[BEGIN Materials provided]

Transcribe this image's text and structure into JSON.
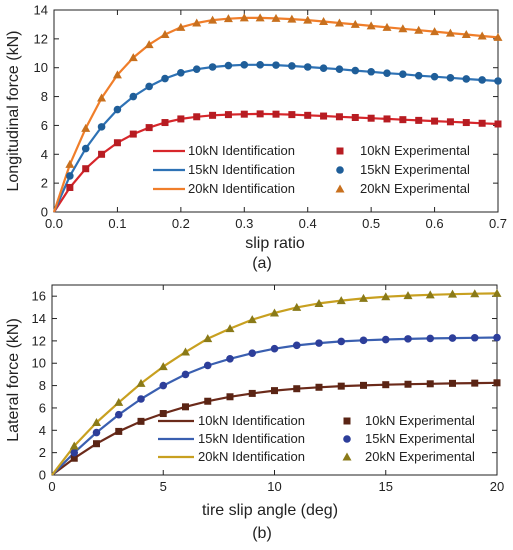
{
  "chart_data": [
    {
      "type": "line",
      "caption": "(a)",
      "xlabel": "slip ratio",
      "ylabel": "Longitudinal force (kN)",
      "xlim": [
        0,
        0.7
      ],
      "ylim": [
        0,
        14
      ],
      "xticks": [
        0.0,
        0.1,
        0.2,
        0.3,
        0.4,
        0.5,
        0.6,
        0.7
      ],
      "xtick_labels": [
        "0.0",
        "0.1",
        "0.2",
        "0.3",
        "0.4",
        "0.5",
        "0.6",
        "0.7"
      ],
      "yticks": [
        0,
        2,
        4,
        6,
        8,
        10,
        12,
        14
      ],
      "ytick_labels": [
        "0",
        "2",
        "4",
        "6",
        "8",
        "10",
        "12",
        "14"
      ],
      "grid": false,
      "legend_placement": "bottom",
      "x": [
        0,
        0.025,
        0.05,
        0.075,
        0.1,
        0.125,
        0.15,
        0.175,
        0.2,
        0.225,
        0.25,
        0.275,
        0.3,
        0.325,
        0.35,
        0.375,
        0.4,
        0.425,
        0.45,
        0.475,
        0.5,
        0.525,
        0.55,
        0.575,
        0.6,
        0.625,
        0.65,
        0.675,
        0.7
      ],
      "series": [
        {
          "name": "10kN Identification",
          "kind": "line",
          "color": "#d7262b",
          "values": [
            0,
            1.7,
            3.0,
            4.0,
            4.8,
            5.4,
            5.85,
            6.2,
            6.45,
            6.6,
            6.7,
            6.75,
            6.78,
            6.8,
            6.78,
            6.75,
            6.7,
            6.65,
            6.6,
            6.55,
            6.5,
            6.45,
            6.4,
            6.35,
            6.3,
            6.25,
            6.2,
            6.15,
            6.1
          ]
        },
        {
          "name": "15kN Identification",
          "kind": "line",
          "color": "#2e72b5",
          "values": [
            0,
            2.5,
            4.4,
            5.9,
            7.1,
            8.0,
            8.7,
            9.25,
            9.65,
            9.9,
            10.05,
            10.15,
            10.2,
            10.2,
            10.18,
            10.12,
            10.05,
            9.97,
            9.9,
            9.8,
            9.72,
            9.62,
            9.55,
            9.45,
            9.38,
            9.3,
            9.22,
            9.15,
            9.08
          ]
        },
        {
          "name": "20kN Identification",
          "kind": "line",
          "color": "#f07e2a",
          "values": [
            0,
            3.3,
            5.8,
            7.9,
            9.5,
            10.7,
            11.6,
            12.3,
            12.8,
            13.1,
            13.3,
            13.4,
            13.45,
            13.45,
            13.42,
            13.37,
            13.3,
            13.2,
            13.1,
            13.0,
            12.9,
            12.8,
            12.7,
            12.6,
            12.5,
            12.4,
            12.3,
            12.2,
            12.1
          ]
        },
        {
          "name": "10kN Experimental",
          "kind": "marker",
          "marker": "square",
          "color": "#b71c22",
          "values": [
            0,
            1.7,
            3.0,
            4.0,
            4.8,
            5.4,
            5.85,
            6.2,
            6.45,
            6.6,
            6.7,
            6.75,
            6.78,
            6.8,
            6.78,
            6.75,
            6.7,
            6.65,
            6.6,
            6.55,
            6.5,
            6.45,
            6.4,
            6.35,
            6.3,
            6.25,
            6.2,
            6.15,
            6.1
          ]
        },
        {
          "name": "15kN Experimental",
          "kind": "marker",
          "marker": "circle",
          "color": "#1f5e99",
          "values": [
            0,
            2.5,
            4.4,
            5.9,
            7.1,
            8.0,
            8.7,
            9.25,
            9.65,
            9.9,
            10.05,
            10.15,
            10.2,
            10.2,
            10.18,
            10.12,
            10.05,
            9.97,
            9.9,
            9.8,
            9.72,
            9.62,
            9.55,
            9.45,
            9.38,
            9.3,
            9.22,
            9.15,
            9.08
          ]
        },
        {
          "name": "20kN Experimental",
          "kind": "marker",
          "marker": "triangle",
          "color": "#c8701e",
          "values": [
            0,
            3.3,
            5.8,
            7.9,
            9.5,
            10.7,
            11.6,
            12.3,
            12.8,
            13.1,
            13.3,
            13.4,
            13.45,
            13.45,
            13.42,
            13.37,
            13.3,
            13.2,
            13.1,
            13.0,
            12.9,
            12.8,
            12.7,
            12.6,
            12.5,
            12.4,
            12.3,
            12.2,
            12.1
          ]
        }
      ]
    },
    {
      "type": "line",
      "caption": "(b)",
      "xlabel": "tire slip angle  (deg)",
      "ylabel": "Lateral force (kN)",
      "xlim": [
        0,
        20
      ],
      "ylim": [
        0,
        17
      ],
      "xticks": [
        0,
        5,
        10,
        15,
        20
      ],
      "xtick_labels": [
        "0",
        "5",
        "10",
        "15",
        "20"
      ],
      "yticks": [
        0,
        2,
        4,
        6,
        8,
        10,
        12,
        14,
        16
      ],
      "ytick_labels": [
        "0",
        "2",
        "4",
        "6",
        "8",
        "10",
        "12",
        "14",
        "16"
      ],
      "grid": false,
      "legend_placement": "bottom",
      "x": [
        0,
        1,
        2,
        3,
        4,
        5,
        6,
        7,
        8,
        9,
        10,
        11,
        12,
        13,
        14,
        15,
        16,
        17,
        18,
        19,
        20
      ],
      "series": [
        {
          "name": "10kN Identification",
          "kind": "line",
          "color": "#6b2a1a",
          "values": [
            0,
            1.5,
            2.8,
            3.9,
            4.8,
            5.5,
            6.1,
            6.6,
            7.0,
            7.3,
            7.55,
            7.72,
            7.85,
            7.95,
            8.02,
            8.08,
            8.12,
            8.16,
            8.2,
            8.22,
            8.25
          ]
        },
        {
          "name": "15kN Identification",
          "kind": "line",
          "color": "#3a5fb0",
          "values": [
            0,
            2.0,
            3.8,
            5.4,
            6.8,
            8.0,
            9.0,
            9.8,
            10.4,
            10.9,
            11.3,
            11.6,
            11.8,
            11.95,
            12.05,
            12.12,
            12.18,
            12.22,
            12.25,
            12.28,
            12.3
          ]
        },
        {
          "name": "20kN Identification",
          "kind": "line",
          "color": "#c8a020",
          "values": [
            0,
            2.6,
            4.7,
            6.5,
            8.2,
            9.7,
            11.0,
            12.2,
            13.1,
            13.9,
            14.5,
            15.0,
            15.35,
            15.6,
            15.8,
            15.95,
            16.05,
            16.12,
            16.18,
            16.22,
            16.25
          ]
        },
        {
          "name": "10kN Experimental",
          "kind": "marker",
          "marker": "square",
          "color": "#5a2414",
          "values": [
            0,
            1.5,
            2.8,
            3.9,
            4.8,
            5.5,
            6.1,
            6.6,
            7.0,
            7.3,
            7.55,
            7.72,
            7.85,
            7.95,
            8.02,
            8.08,
            8.12,
            8.16,
            8.2,
            8.22,
            8.25
          ]
        },
        {
          "name": "15kN Experimental",
          "kind": "marker",
          "marker": "circle",
          "color": "#2d3e9a",
          "values": [
            0,
            2.0,
            3.8,
            5.4,
            6.8,
            8.0,
            9.0,
            9.8,
            10.4,
            10.9,
            11.3,
            11.6,
            11.8,
            11.95,
            12.05,
            12.12,
            12.18,
            12.22,
            12.25,
            12.28,
            12.3
          ]
        },
        {
          "name": "20kN Experimental",
          "kind": "marker",
          "marker": "triangle",
          "color": "#8a7a18",
          "values": [
            0,
            2.6,
            4.7,
            6.5,
            8.2,
            9.7,
            11.0,
            12.2,
            13.1,
            13.9,
            14.5,
            15.0,
            15.35,
            15.6,
            15.8,
            15.95,
            16.05,
            16.12,
            16.18,
            16.22,
            16.25
          ]
        }
      ]
    }
  ]
}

[END Materials provided]

» Description of the task: Transcribe the records above exactly as they appear, leaving out any pictures.

» Written answer:
Transcribe this image's text and structure into JSON.
{
  "chart_data": [
    {
      "type": "line",
      "caption": "(a)",
      "xlabel": "slip ratio",
      "ylabel": "Longitudinal force (kN)",
      "xlim": [
        0,
        0.7
      ],
      "ylim": [
        0,
        14
      ],
      "xticks": [
        0.0,
        0.1,
        0.2,
        0.3,
        0.4,
        0.5,
        0.6,
        0.7
      ],
      "xtick_labels": [
        "0.0",
        "0.1",
        "0.2",
        "0.3",
        "0.4",
        "0.5",
        "0.6",
        "0.7"
      ],
      "yticks": [
        0,
        2,
        4,
        6,
        8,
        10,
        12,
        14
      ],
      "ytick_labels": [
        "0",
        "2",
        "4",
        "6",
        "8",
        "10",
        "12",
        "14"
      ],
      "grid": false,
      "legend_placement": "bottom",
      "x": [
        0,
        0.025,
        0.05,
        0.075,
        0.1,
        0.125,
        0.15,
        0.175,
        0.2,
        0.225,
        0.25,
        0.275,
        0.3,
        0.325,
        0.35,
        0.375,
        0.4,
        0.425,
        0.45,
        0.475,
        0.5,
        0.525,
        0.55,
        0.575,
        0.6,
        0.625,
        0.65,
        0.675,
        0.7
      ],
      "series": [
        {
          "name": "10kN Identification",
          "kind": "line",
          "color": "#d7262b",
          "values": [
            0,
            1.7,
            3.0,
            4.0,
            4.8,
            5.4,
            5.85,
            6.2,
            6.45,
            6.6,
            6.7,
            6.75,
            6.78,
            6.8,
            6.78,
            6.75,
            6.7,
            6.65,
            6.6,
            6.55,
            6.5,
            6.45,
            6.4,
            6.35,
            6.3,
            6.25,
            6.2,
            6.15,
            6.1
          ]
        },
        {
          "name": "15kN Identification",
          "kind": "line",
          "color": "#2e72b5",
          "values": [
            0,
            2.5,
            4.4,
            5.9,
            7.1,
            8.0,
            8.7,
            9.25,
            9.65,
            9.9,
            10.05,
            10.15,
            10.2,
            10.2,
            10.18,
            10.12,
            10.05,
            9.97,
            9.9,
            9.8,
            9.72,
            9.62,
            9.55,
            9.45,
            9.38,
            9.3,
            9.22,
            9.15,
            9.08
          ]
        },
        {
          "name": "20kN Identification",
          "kind": "line",
          "color": "#f07e2a",
          "values": [
            0,
            3.3,
            5.8,
            7.9,
            9.5,
            10.7,
            11.6,
            12.3,
            12.8,
            13.1,
            13.3,
            13.4,
            13.45,
            13.45,
            13.42,
            13.37,
            13.3,
            13.2,
            13.1,
            13.0,
            12.9,
            12.8,
            12.7,
            12.6,
            12.5,
            12.4,
            12.3,
            12.2,
            12.1
          ]
        },
        {
          "name": "10kN Experimental",
          "kind": "marker",
          "marker": "square",
          "color": "#b71c22",
          "values": [
            0,
            1.7,
            3.0,
            4.0,
            4.8,
            5.4,
            5.85,
            6.2,
            6.45,
            6.6,
            6.7,
            6.75,
            6.78,
            6.8,
            6.78,
            6.75,
            6.7,
            6.65,
            6.6,
            6.55,
            6.5,
            6.45,
            6.4,
            6.35,
            6.3,
            6.25,
            6.2,
            6.15,
            6.1
          ]
        },
        {
          "name": "15kN Experimental",
          "kind": "marker",
          "marker": "circle",
          "color": "#1f5e99",
          "values": [
            0,
            2.5,
            4.4,
            5.9,
            7.1,
            8.0,
            8.7,
            9.25,
            9.65,
            9.9,
            10.05,
            10.15,
            10.2,
            10.2,
            10.18,
            10.12,
            10.05,
            9.97,
            9.9,
            9.8,
            9.72,
            9.62,
            9.55,
            9.45,
            9.38,
            9.3,
            9.22,
            9.15,
            9.08
          ]
        },
        {
          "name": "20kN Experimental",
          "kind": "marker",
          "marker": "triangle",
          "color": "#c8701e",
          "values": [
            0,
            3.3,
            5.8,
            7.9,
            9.5,
            10.7,
            11.6,
            12.3,
            12.8,
            13.1,
            13.3,
            13.4,
            13.45,
            13.45,
            13.42,
            13.37,
            13.3,
            13.2,
            13.1,
            13.0,
            12.9,
            12.8,
            12.7,
            12.6,
            12.5,
            12.4,
            12.3,
            12.2,
            12.1
          ]
        }
      ]
    },
    {
      "type": "line",
      "caption": "(b)",
      "xlabel": "tire slip angle  (deg)",
      "ylabel": "Lateral force (kN)",
      "xlim": [
        0,
        20
      ],
      "ylim": [
        0,
        17
      ],
      "xticks": [
        0,
        5,
        10,
        15,
        20
      ],
      "xtick_labels": [
        "0",
        "5",
        "10",
        "15",
        "20"
      ],
      "yticks": [
        0,
        2,
        4,
        6,
        8,
        10,
        12,
        14,
        16
      ],
      "ytick_labels": [
        "0",
        "2",
        "4",
        "6",
        "8",
        "10",
        "12",
        "14",
        "16"
      ],
      "grid": false,
      "legend_placement": "bottom",
      "x": [
        0,
        1,
        2,
        3,
        4,
        5,
        6,
        7,
        8,
        9,
        10,
        11,
        12,
        13,
        14,
        15,
        16,
        17,
        18,
        19,
        20
      ],
      "series": [
        {
          "name": "10kN Identification",
          "kind": "line",
          "color": "#6b2a1a",
          "values": [
            0,
            1.5,
            2.8,
            3.9,
            4.8,
            5.5,
            6.1,
            6.6,
            7.0,
            7.3,
            7.55,
            7.72,
            7.85,
            7.95,
            8.02,
            8.08,
            8.12,
            8.16,
            8.2,
            8.22,
            8.25
          ]
        },
        {
          "name": "15kN Identification",
          "kind": "line",
          "color": "#3a5fb0",
          "values": [
            0,
            2.0,
            3.8,
            5.4,
            6.8,
            8.0,
            9.0,
            9.8,
            10.4,
            10.9,
            11.3,
            11.6,
            11.8,
            11.95,
            12.05,
            12.12,
            12.18,
            12.22,
            12.25,
            12.28,
            12.3
          ]
        },
        {
          "name": "20kN Identification",
          "kind": "line",
          "color": "#c8a020",
          "values": [
            0,
            2.6,
            4.7,
            6.5,
            8.2,
            9.7,
            11.0,
            12.2,
            13.1,
            13.9,
            14.5,
            15.0,
            15.35,
            15.6,
            15.8,
            15.95,
            16.05,
            16.12,
            16.18,
            16.22,
            16.25
          ]
        },
        {
          "name": "10kN Experimental",
          "kind": "marker",
          "marker": "square",
          "color": "#5a2414",
          "values": [
            0,
            1.5,
            2.8,
            3.9,
            4.8,
            5.5,
            6.1,
            6.6,
            7.0,
            7.3,
            7.55,
            7.72,
            7.85,
            7.95,
            8.02,
            8.08,
            8.12,
            8.16,
            8.2,
            8.22,
            8.25
          ]
        },
        {
          "name": "15kN Experimental",
          "kind": "marker",
          "marker": "circle",
          "color": "#2d3e9a",
          "values": [
            0,
            2.0,
            3.8,
            5.4,
            6.8,
            8.0,
            9.0,
            9.8,
            10.4,
            10.9,
            11.3,
            11.6,
            11.8,
            11.95,
            12.05,
            12.12,
            12.18,
            12.22,
            12.25,
            12.28,
            12.3
          ]
        },
        {
          "name": "20kN Experimental",
          "kind": "marker",
          "marker": "triangle",
          "color": "#8a7a18",
          "values": [
            0,
            2.6,
            4.7,
            6.5,
            8.2,
            9.7,
            11.0,
            12.2,
            13.1,
            13.9,
            14.5,
            15.0,
            15.35,
            15.6,
            15.8,
            15.95,
            16.05,
            16.12,
            16.18,
            16.22,
            16.25
          ]
        }
      ]
    }
  ]
}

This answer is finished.